## Texto selecionado
▬▬▬▬▬▬▬▬▬▬

Espaço Universidade O milagre leonino (artigo de José Antunes de Sousa, 88)
Já chega quase à dúzia e meia o número de pontos amealhados pelo Sporting nos últimos momentos de jogo. Mas porquê? Bem, o tempo, do ponto de vista cosmológico, é uniforme, mas, quando considerado no plano psicológico, ele é variável e multiforme - depende do modo como é vivido e experienciado. Assim, o tempo do fim enquanto para uns é um tempo que passa depressa de mais, para outros é um tempo que nunca mais passa: em ambos os casos, porém, o mesmo medo de perder a tonificar a vivência deste tempo tão especial - há até na Teologia um capítulo com o nome de Escatologia (tratado do fim dos tempos).

▬▬▬▬▬▬▬▬▬▬

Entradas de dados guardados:
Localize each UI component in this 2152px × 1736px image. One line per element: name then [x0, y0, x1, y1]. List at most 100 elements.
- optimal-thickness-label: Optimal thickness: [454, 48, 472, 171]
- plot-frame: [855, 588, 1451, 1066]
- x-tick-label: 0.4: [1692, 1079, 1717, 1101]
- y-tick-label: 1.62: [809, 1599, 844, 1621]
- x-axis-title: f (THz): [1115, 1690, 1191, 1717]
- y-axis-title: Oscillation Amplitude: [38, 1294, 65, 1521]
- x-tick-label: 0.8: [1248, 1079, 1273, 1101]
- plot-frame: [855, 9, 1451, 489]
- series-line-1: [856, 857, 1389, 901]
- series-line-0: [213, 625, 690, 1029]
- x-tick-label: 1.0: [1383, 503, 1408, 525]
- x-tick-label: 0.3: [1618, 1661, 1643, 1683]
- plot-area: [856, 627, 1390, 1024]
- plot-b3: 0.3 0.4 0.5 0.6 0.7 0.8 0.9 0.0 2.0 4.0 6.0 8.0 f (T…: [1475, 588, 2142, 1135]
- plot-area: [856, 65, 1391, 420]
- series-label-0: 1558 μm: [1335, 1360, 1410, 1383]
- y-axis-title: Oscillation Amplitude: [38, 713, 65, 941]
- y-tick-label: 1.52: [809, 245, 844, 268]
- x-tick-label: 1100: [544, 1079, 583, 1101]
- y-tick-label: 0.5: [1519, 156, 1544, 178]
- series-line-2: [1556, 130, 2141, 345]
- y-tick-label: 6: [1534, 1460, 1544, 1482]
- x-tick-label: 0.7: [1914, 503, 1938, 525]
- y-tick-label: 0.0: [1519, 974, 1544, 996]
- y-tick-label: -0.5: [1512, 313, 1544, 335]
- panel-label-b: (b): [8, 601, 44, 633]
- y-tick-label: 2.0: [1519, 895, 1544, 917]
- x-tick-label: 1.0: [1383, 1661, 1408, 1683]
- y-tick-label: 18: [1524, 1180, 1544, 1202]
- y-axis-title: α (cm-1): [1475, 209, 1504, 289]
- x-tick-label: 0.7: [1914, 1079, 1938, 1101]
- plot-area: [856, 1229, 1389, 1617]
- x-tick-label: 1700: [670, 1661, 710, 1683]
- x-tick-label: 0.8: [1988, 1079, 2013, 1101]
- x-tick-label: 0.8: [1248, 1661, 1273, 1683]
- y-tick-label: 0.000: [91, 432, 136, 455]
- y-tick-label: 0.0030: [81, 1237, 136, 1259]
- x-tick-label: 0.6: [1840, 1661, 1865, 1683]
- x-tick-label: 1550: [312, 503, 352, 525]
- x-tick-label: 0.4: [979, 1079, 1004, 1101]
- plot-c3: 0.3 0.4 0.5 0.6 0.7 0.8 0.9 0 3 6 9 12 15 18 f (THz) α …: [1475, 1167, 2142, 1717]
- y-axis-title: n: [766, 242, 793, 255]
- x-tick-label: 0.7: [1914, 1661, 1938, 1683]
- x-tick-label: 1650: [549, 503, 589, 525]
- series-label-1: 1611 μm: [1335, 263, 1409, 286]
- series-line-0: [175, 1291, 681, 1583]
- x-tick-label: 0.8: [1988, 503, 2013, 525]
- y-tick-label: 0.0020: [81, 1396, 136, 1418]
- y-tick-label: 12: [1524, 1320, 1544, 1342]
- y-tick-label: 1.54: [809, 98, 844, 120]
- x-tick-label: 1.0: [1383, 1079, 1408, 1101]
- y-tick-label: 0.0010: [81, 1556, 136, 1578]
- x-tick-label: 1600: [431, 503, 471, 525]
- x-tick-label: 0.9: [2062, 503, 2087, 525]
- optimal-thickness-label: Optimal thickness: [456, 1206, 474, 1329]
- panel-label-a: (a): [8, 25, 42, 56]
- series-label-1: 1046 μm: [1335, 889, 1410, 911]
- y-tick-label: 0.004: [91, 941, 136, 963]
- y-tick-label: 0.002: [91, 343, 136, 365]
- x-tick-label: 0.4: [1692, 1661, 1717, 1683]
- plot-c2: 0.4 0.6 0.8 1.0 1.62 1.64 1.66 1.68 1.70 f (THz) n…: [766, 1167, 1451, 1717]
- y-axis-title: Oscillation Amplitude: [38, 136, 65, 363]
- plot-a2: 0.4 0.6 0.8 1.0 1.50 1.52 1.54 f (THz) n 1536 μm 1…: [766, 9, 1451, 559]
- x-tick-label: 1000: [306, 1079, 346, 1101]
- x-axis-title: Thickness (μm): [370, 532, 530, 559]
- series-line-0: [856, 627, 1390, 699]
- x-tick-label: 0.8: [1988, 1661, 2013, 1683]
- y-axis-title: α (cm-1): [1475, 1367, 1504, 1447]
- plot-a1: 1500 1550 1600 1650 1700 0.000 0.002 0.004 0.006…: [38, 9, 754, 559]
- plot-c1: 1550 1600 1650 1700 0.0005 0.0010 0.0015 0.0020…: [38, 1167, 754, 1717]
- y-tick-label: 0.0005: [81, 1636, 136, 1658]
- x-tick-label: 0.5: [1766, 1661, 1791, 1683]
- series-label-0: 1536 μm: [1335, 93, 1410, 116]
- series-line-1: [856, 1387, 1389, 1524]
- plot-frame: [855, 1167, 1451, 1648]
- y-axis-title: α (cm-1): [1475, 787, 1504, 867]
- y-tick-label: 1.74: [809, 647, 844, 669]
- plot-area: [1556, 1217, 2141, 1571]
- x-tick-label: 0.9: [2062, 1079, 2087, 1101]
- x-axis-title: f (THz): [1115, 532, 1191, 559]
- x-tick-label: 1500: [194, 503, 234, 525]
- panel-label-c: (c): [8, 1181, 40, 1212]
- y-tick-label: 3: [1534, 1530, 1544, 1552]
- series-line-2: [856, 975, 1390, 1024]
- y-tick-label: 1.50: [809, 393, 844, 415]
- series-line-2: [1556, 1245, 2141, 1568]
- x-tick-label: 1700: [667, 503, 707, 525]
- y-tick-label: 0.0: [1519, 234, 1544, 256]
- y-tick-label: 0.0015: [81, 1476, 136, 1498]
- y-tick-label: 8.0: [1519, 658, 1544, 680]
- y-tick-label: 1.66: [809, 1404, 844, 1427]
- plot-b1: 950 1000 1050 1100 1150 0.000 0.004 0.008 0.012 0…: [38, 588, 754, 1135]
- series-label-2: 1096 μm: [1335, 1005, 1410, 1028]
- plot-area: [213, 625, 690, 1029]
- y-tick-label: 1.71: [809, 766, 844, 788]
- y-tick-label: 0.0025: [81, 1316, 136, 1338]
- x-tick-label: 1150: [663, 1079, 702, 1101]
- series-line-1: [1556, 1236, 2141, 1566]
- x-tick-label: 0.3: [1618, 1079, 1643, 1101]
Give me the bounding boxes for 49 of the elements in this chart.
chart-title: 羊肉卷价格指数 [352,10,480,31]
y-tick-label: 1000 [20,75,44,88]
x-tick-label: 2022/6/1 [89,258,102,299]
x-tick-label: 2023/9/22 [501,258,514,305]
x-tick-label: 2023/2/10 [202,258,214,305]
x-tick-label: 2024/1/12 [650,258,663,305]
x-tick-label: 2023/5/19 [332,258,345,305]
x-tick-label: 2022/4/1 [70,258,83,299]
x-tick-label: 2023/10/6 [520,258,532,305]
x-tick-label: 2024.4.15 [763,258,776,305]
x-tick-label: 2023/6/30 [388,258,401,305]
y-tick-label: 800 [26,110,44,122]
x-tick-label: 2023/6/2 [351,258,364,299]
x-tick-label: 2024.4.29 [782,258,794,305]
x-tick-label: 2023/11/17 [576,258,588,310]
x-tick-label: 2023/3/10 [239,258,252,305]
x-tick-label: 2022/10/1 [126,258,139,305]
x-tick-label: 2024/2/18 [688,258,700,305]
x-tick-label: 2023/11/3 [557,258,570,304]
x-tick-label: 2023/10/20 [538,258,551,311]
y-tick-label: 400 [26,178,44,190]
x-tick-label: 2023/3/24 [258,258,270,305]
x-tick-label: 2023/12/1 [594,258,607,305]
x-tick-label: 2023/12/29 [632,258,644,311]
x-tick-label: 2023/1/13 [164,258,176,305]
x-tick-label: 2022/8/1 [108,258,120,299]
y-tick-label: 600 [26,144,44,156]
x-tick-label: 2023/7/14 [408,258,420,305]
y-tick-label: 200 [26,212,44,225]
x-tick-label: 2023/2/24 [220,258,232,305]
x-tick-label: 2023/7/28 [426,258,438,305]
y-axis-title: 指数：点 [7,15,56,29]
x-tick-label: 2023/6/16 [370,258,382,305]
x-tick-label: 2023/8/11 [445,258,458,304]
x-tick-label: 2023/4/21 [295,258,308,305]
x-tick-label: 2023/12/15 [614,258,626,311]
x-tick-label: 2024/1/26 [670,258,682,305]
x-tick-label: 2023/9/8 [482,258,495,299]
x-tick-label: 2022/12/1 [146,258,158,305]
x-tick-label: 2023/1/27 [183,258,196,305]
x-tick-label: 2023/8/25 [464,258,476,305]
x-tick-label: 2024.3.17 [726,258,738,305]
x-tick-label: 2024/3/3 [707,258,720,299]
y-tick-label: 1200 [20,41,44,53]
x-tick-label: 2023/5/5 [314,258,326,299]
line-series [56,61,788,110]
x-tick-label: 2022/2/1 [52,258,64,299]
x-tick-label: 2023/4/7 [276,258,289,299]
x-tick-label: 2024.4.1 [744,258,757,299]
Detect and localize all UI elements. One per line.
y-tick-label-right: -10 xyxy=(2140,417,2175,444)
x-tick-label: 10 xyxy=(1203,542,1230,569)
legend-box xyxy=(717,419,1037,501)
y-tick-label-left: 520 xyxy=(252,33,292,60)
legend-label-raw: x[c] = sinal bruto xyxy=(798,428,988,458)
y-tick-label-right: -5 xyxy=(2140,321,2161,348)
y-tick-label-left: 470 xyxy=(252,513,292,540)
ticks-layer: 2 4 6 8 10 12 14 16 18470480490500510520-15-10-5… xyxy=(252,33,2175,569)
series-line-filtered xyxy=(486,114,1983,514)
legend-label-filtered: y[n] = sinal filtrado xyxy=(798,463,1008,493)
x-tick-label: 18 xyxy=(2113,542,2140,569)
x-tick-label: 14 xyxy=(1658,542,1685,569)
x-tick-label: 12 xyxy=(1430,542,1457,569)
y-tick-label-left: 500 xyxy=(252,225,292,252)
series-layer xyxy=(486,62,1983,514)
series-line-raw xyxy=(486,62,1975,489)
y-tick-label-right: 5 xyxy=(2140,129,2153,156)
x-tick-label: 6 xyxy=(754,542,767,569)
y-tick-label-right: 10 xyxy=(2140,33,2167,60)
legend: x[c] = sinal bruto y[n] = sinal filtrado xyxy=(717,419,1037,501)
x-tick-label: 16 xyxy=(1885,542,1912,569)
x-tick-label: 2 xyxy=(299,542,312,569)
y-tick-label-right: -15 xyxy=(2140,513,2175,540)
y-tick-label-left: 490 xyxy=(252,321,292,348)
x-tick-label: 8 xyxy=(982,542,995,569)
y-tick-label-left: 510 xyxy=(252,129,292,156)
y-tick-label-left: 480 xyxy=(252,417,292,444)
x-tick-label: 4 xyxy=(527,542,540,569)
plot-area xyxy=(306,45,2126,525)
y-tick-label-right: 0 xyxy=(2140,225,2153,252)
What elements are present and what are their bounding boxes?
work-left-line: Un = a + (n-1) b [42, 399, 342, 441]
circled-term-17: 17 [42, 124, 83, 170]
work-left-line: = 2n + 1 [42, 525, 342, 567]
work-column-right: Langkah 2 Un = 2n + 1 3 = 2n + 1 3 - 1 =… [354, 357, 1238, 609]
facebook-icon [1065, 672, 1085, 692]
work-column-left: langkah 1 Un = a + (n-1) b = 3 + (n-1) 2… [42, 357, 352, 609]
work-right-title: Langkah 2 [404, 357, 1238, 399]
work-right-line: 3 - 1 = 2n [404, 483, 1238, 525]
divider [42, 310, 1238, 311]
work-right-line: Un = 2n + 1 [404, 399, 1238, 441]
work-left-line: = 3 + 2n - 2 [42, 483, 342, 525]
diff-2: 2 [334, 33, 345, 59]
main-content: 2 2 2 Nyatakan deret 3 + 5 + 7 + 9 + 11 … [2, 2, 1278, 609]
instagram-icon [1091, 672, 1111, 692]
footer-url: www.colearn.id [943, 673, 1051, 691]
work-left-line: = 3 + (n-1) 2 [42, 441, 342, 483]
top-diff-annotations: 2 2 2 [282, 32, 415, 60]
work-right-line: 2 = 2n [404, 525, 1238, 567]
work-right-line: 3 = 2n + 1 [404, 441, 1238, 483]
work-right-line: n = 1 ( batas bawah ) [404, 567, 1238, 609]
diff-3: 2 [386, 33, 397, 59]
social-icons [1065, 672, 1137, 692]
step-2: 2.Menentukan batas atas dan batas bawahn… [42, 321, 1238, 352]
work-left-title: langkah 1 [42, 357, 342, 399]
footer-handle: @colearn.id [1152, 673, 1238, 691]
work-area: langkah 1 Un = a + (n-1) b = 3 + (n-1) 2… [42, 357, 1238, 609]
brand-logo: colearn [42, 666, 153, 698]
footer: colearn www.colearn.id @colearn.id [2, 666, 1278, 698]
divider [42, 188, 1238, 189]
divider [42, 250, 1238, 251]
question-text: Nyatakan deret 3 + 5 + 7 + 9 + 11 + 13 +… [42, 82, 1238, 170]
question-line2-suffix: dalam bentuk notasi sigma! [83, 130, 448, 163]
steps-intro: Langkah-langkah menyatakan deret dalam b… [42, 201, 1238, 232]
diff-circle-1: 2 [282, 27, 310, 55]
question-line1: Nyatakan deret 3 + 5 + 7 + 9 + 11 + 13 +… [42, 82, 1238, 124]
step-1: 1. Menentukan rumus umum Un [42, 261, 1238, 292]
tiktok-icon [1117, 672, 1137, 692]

▬▬▬▬▬▬▬▬▬▬

## Detalhes do problema
Segundo o texto, que nome tem o capítulo da Teologia que trata do fim dos tempos? Os registos não fazem falta para responder.

## Resultado da tarefa
Chama-se Escatologia.